- **Problem requirements**
Pick out every line with the word "also" and copy it.

- **Extracted information**
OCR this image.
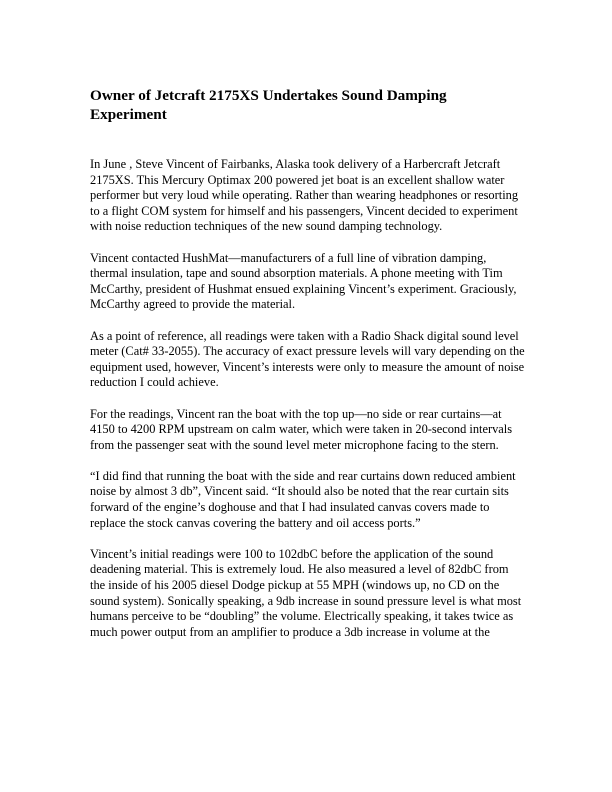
Owner of Jetcraft 2175XS Undertakes Sound Damping Experiment

In June , Steve Vincent of Fairbanks, Alaska took delivery of a Harbercraft Jetcraft 2175XS. This Mercury Optimax 200 powered jet boat is an excellent shallow water performer but very loud while operating. Rather than wearing headphones or resorting to a flight COM system for himself and his passengers, Vincent decided to experiment with noise reduction techniques of the new sound damping technology.

Vincent contacted HushMat—manufacturers of a full line of vibration damping, thermal insulation, tape and sound absorption materials. A phone meeting with Tim McCarthy, president of Hushmat ensued explaining Vincent’s experiment. Graciously, McCarthy agreed to provide the material.

As a point of reference, all readings were taken with a Radio Shack digital sound level meter (Cat# 33-2055). The accuracy of exact pressure levels will vary depending on the equipment used, however, Vincent’s interests were only to measure the amount of noise reduction I could achieve.

For the readings, Vincent ran the boat with the top up—no side or rear curtains—at 4150 to 4200 RPM upstream on calm water, which were taken in 20-second intervals from the passenger seat with the sound level meter microphone facing to the stern.

“I did find that running the boat with the side and rear curtains down reduced ambient noise by almost 3 db”, Vincent said. “It should also be noted that the rear curtain sits forward of the engine’s doghouse and that I had insulated canvas covers made to replace the stock canvas covering the battery and oil access ports.”

Vincent’s initial readings were 100 to 102dbC before the application of the sound deadening material. This is extremely loud. He also measured a level of 82dbC from the inside of his 2005 diesel Dodge pickup at 55 MPH (windows up, no CD on the sound system). Sonically speaking, a 9db increase in sound pressure level is what most humans perceive to be “doubling” the volume. Electrically speaking, it takes twice as much power output from an amplifier to produce a 3db increase in volume at the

- **Final result**
“I did find that running the boat with the side and rear curtains down reduced ambient noise by almost 3 db”, Vincent said. “It should also be noted that the rear curtain sits forward of the engine’s doghouse and that I had insulated canvas covers made to replace the stock canvas covering the battery and oil access ports.”
Vincent’s initial readings were 100 to 102dbC before the application of the sound deadening material. This is extremely loud. He also measured a level of 82dbC from the inside of his 2005 diesel Dodge pickup at 55 MPH (windows up, no CD on the sound system). Sonically speaking, a 9db increase in sound pressure level is what most humans perceive to be “doubling” the volume. Electrically speaking, it takes twice as much power output from an amplifier to produce a 3db increase in volume at the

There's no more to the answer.